WORK TO DO
Give a verbatim copy of the lines below, minus the pictures.

+++ DATASET +++

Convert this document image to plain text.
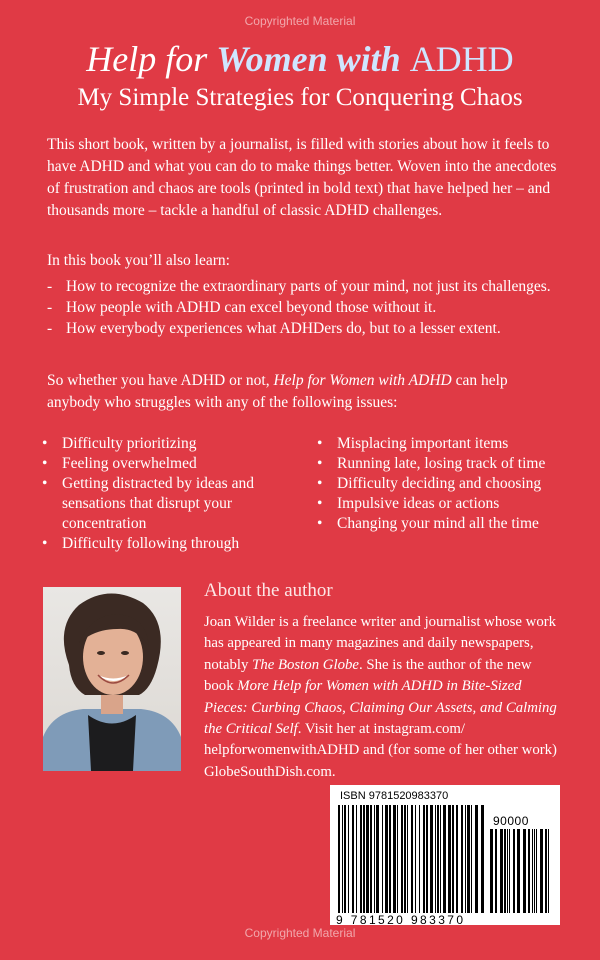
Copyrighted Material
Help for Women with ADHD
My Simple Strategies for Conquering Chaos

This short book, written by a journalist, is filled with stories about how it feels to have ADHD and what you can do to make things better. Woven into the anecdotes of frustration and chaos are tools (printed in bold text) that have helped her – and thousands more – tackle a handful of classic ADHD challenges.

In this book you’ll also learn:

- How to recognize the extraordinary parts of your mind, not just its challenges.
- How people with ADHD can excel beyond those without it.
- How everybody experiences what ADHDers do, but to a lesser extent.

So whether you have ADHD or not, Help for Women with ADHD can help anybody who struggles with any of the following issues:

• Difficulty prioritizing
• Feeling overwhelmed
• Getting distracted by ideas and sensations that disrupt your concentration
• Difficulty following through
• Misplacing important items
• Running late, losing track of time
• Difficulty deciding and choosing
• Impulsive ideas or actions
• Changing your mind all the time
About the author

Joan Wilder is a freelance writer and journalist whose work has appeared in many magazines and daily newspapers, notably The Boston Globe. She is the author of the new book More Help for Women with ADHD in Bite-Sized Pieces: Curbing Chaos, Claiming Our Assets, and Calming the Critical Self. Visit her at instagram.com/ helpforwomenwithADHD and (for some of her other work) GlobeSouthDish.com.

ISBN 9781520983370
90000
9 781520 983370
Copyrighted Material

+++

RESULT FOR THIS TASK
Convert this document image to plain text.
Copyrighted Material
Help for Women with ADHD
My Simple Strategies for Conquering Chaos

This short book, written by a journalist, is filled with stories about how it feels to have ADHD and what you can do to make things better. Woven into the anecdotes of frustration and chaos are tools (printed in bold text) that have helped her – and thousands more – tackle a handful of classic ADHD challenges.

In this book you’ll also learn:

- How to recognize the extraordinary parts of your mind, not just its challenges.
- How people with ADHD can excel beyond those without it.
- How everybody experiences what ADHDers do, but to a lesser extent.

So whether you have ADHD or not, Help for Women with ADHD can help anybody who struggles with any of the following issues:

• Difficulty prioritizing
• Feeling overwhelmed
• Getting distracted by ideas and sensations that disrupt your concentration
• Difficulty following through
• Misplacing important items
• Running late, losing track of time
• Difficulty deciding and choosing
• Impulsive ideas or actions
• Changing your mind all the time
About the author

Joan Wilder is a freelance writer and journalist whose work has appeared in many magazines and daily newspapers, notably The Boston Globe. She is the author of the new book More Help for Women with ADHD in Bite-Sized Pieces: Curbing Chaos, Claiming Our Assets, and Calming the Critical Self. Visit her at instagram.com/ helpforwomenwithADHD and (for some of her other work) GlobeSouthDish.com.

ISBN 9781520983370
90000
9 781520 983370
Copyrighted Material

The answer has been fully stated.